Source data
# # # # # # #

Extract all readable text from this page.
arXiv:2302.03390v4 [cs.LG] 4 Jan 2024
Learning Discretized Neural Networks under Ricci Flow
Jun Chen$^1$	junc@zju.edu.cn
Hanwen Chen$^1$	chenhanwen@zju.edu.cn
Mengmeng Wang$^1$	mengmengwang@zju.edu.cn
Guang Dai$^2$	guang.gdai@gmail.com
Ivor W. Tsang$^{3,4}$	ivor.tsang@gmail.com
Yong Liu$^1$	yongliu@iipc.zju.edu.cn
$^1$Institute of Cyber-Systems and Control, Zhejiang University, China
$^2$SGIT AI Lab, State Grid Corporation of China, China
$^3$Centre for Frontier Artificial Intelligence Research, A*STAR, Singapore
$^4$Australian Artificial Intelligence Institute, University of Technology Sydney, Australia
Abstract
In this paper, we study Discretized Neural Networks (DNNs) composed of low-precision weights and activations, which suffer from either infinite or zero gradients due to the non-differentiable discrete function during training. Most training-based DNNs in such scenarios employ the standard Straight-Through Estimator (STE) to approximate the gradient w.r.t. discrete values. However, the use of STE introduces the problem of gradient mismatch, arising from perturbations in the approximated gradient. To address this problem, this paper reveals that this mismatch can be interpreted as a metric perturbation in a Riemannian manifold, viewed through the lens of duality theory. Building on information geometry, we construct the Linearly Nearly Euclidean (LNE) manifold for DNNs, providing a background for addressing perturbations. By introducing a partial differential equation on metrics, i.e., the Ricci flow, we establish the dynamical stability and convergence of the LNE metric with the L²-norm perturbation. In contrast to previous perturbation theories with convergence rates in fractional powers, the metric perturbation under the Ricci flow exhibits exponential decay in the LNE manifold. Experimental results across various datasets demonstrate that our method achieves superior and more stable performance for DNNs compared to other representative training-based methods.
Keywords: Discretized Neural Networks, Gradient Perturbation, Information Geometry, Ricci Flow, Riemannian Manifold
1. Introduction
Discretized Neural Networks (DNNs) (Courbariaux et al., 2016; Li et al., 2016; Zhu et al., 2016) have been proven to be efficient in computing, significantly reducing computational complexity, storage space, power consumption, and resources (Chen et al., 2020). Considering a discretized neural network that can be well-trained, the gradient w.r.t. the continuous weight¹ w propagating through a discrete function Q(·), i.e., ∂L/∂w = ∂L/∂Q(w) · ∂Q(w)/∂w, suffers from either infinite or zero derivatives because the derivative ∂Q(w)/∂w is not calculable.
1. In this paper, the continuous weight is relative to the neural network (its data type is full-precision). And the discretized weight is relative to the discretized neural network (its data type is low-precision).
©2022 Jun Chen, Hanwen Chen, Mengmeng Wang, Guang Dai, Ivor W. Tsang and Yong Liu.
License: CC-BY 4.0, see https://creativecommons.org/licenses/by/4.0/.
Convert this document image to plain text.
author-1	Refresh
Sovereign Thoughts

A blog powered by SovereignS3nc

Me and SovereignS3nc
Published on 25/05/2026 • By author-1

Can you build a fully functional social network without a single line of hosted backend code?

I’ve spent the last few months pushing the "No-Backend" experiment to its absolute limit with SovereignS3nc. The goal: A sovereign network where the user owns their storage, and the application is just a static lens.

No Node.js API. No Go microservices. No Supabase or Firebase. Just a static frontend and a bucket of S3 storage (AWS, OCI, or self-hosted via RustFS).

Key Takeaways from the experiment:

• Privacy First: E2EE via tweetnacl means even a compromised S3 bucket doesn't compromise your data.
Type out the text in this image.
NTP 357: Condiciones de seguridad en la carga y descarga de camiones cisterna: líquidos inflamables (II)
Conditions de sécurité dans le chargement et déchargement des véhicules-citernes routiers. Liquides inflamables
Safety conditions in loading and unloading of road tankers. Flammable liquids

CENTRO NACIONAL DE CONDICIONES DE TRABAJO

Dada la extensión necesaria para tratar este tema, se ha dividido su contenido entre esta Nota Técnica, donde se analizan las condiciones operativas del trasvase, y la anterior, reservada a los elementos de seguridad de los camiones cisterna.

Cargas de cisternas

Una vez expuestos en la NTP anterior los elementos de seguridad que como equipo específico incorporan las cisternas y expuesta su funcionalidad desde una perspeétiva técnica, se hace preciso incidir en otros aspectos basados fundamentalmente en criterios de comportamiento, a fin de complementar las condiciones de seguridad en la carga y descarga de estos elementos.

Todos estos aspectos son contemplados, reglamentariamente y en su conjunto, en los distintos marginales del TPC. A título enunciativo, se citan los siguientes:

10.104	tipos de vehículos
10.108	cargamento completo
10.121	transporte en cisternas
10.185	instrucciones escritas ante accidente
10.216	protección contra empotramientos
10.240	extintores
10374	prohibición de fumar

# # # # # # #

Required task
Reproduce only those lines of the entries above that run from the line with "Type out the text in this image." to the final line.

Exercise result
Type out the text in this image.
NTP 357: Condiciones de seguridad en la carga y descarga de camiones cisterna: líquidos inflamables (II)
Conditions de sécurité dans le chargement et déchargement des véhicules-citernes routiers. Liquides inflamables
Safety conditions in loading and unloading of road tankers. Flammable liquids

CENTRO NACIONAL DE CONDICIONES DE TRABAJO

Dada la extensión necesaria para tratar este tema, se ha dividido su contenido entre esta Nota Técnica, donde se analizan las condiciones operativas del trasvase, y la anterior, reservada a los elementos de seguridad de los camiones cisterna.

Cargas de cisternas

Una vez expuestos en la NTP anterior los elementos de seguridad que como equipo específico incorporan las cisternas y expuesta su funcionalidad desde una perspeétiva técnica, se hace preciso incidir en otros aspectos basados fundamentalmente en criterios de comportamiento, a fin de complementar las condiciones de seguridad en la carga y descarga de estos elementos.

Todos estos aspectos son contemplados, reglamentariamente y en su conjunto, en los distintos marginales del TPC. A título enunciativo, se citan los siguientes:

10.104	tipos de vehículos
10.108	cargamento completo
10.121	transporte en cisternas
10.185	instrucciones escritas ante accidente
10.216	protección contra empotramientos
10.240	extintores
10374	prohibición de fumar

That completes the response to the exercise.